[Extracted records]

* * *

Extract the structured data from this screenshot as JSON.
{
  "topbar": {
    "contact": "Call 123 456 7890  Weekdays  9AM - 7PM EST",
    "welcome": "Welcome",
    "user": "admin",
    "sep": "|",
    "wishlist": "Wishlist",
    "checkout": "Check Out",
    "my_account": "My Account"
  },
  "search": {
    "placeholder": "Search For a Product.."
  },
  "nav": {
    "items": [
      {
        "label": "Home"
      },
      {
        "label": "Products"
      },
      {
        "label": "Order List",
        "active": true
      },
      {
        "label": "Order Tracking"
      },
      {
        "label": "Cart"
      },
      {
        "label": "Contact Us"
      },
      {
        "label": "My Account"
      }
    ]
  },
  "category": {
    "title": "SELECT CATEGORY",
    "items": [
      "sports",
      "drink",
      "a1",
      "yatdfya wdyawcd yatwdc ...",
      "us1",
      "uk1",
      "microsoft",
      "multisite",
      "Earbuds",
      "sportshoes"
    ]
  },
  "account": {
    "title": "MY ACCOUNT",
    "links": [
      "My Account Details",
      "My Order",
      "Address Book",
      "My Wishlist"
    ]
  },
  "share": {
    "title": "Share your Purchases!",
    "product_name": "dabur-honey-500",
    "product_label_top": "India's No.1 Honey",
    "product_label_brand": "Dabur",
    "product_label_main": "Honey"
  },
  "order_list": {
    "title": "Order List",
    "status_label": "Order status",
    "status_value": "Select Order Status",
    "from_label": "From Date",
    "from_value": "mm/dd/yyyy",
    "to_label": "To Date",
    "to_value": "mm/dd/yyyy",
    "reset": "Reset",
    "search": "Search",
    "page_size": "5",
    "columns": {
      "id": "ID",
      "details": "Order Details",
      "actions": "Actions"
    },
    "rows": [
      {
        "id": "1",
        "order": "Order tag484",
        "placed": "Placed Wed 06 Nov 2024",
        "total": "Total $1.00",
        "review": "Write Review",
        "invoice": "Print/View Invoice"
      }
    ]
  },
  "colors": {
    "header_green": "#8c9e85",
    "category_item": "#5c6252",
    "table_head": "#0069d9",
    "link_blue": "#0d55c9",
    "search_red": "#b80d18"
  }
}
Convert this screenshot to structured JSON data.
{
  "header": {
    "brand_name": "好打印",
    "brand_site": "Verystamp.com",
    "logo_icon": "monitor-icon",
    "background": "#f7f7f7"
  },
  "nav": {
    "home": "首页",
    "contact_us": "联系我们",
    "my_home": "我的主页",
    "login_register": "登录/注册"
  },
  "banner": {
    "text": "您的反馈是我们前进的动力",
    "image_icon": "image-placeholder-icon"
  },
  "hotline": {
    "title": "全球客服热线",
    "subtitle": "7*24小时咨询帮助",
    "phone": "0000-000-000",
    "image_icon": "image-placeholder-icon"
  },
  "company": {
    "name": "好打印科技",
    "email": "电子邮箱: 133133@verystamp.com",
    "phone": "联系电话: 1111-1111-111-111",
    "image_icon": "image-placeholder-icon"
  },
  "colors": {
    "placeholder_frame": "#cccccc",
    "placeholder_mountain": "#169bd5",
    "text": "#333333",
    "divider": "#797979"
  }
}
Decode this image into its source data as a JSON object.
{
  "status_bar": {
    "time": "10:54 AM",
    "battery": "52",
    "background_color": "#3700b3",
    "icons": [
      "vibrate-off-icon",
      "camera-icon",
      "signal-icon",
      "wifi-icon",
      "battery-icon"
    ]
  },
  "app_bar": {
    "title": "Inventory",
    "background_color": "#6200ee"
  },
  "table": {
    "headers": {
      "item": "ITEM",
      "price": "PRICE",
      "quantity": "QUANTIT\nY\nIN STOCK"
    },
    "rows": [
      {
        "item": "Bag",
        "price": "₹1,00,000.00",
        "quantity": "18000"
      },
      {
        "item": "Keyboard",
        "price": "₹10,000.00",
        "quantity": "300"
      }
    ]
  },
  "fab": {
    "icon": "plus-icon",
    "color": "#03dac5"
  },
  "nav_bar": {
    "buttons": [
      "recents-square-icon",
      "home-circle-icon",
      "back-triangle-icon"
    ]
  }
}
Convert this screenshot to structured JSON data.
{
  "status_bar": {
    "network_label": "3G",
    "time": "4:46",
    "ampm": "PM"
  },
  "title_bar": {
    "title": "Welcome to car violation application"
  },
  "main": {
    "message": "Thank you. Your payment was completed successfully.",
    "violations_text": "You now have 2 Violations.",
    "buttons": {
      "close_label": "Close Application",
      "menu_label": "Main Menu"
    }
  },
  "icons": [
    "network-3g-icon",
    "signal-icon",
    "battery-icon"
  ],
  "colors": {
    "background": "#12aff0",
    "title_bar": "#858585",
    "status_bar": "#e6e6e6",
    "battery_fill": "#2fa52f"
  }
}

* * *

### SHORT TASK
In the records above, locate each line with the word "phone". Copy all such lines.

### RESULT BELOW
    "phone": "0000-000-000",
    "phone": "联系电话: 1111-1111-111-111",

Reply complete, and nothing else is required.